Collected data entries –
[Start]

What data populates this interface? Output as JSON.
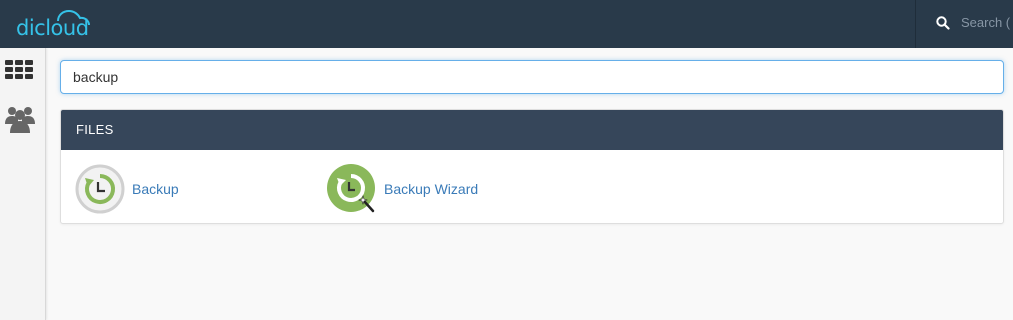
{
  "app": {
    "brand": "dicloud"
  },
  "topbar": {
    "search_placeholder": "Search ( / )"
  },
  "sidebar": {
    "items": [
      {
        "name": "tools",
        "icon": "grid-icon"
      },
      {
        "name": "users",
        "icon": "users-icon"
      }
    ]
  },
  "search": {
    "value": "backup"
  },
  "panel": {
    "title": "FILES",
    "items": [
      {
        "label": "Backup",
        "icon": "backup-icon"
      },
      {
        "label": "Backup Wizard",
        "icon": "backup-wizard-icon"
      }
    ]
  },
  "colors": {
    "topbar": "#293a4a",
    "panel_header": "#36465a",
    "link": "#3a7bb8",
    "logo": "#35c2e8",
    "icon_green": "#8ab85a"
  }
}
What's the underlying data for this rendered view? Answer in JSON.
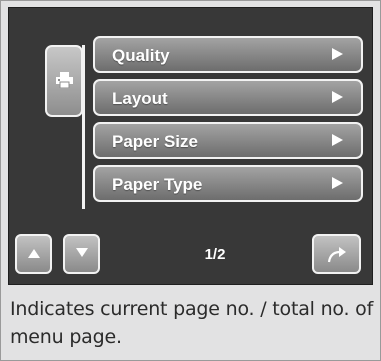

[End]

GOAL –
Quote each line of the listing exactly, but leave the pictures out.

ANSWER BELOW –
What data populates this interface? Output as JSON.
{
  "app": {
    "brand": "dicloud"
  },
  "topbar": {
    "search_placeholder": "Search ( / )"
  },
  "sidebar": {
    "items": [
      {
        "name": "tools",
        "icon": "grid-icon"
      },
      {
        "name": "users",
        "icon": "users-icon"
      }
    ]
  },
  "search": {
    "value": "backup"
  },
  "panel": {
    "title": "FILES",
    "items": [
      {
        "label": "Backup",
        "icon": "backup-icon"
      },
      {
        "label": "Backup Wizard",
        "icon": "backup-wizard-icon"
      }
    ]
  },
  "colors": {
    "topbar": "#293a4a",
    "panel_header": "#36465a",
    "link": "#3a7bb8",
    "logo": "#35c2e8",
    "icon_green": "#8ab85a"
  }
}
What's the underlying data for this rendered view? Answer in JSON.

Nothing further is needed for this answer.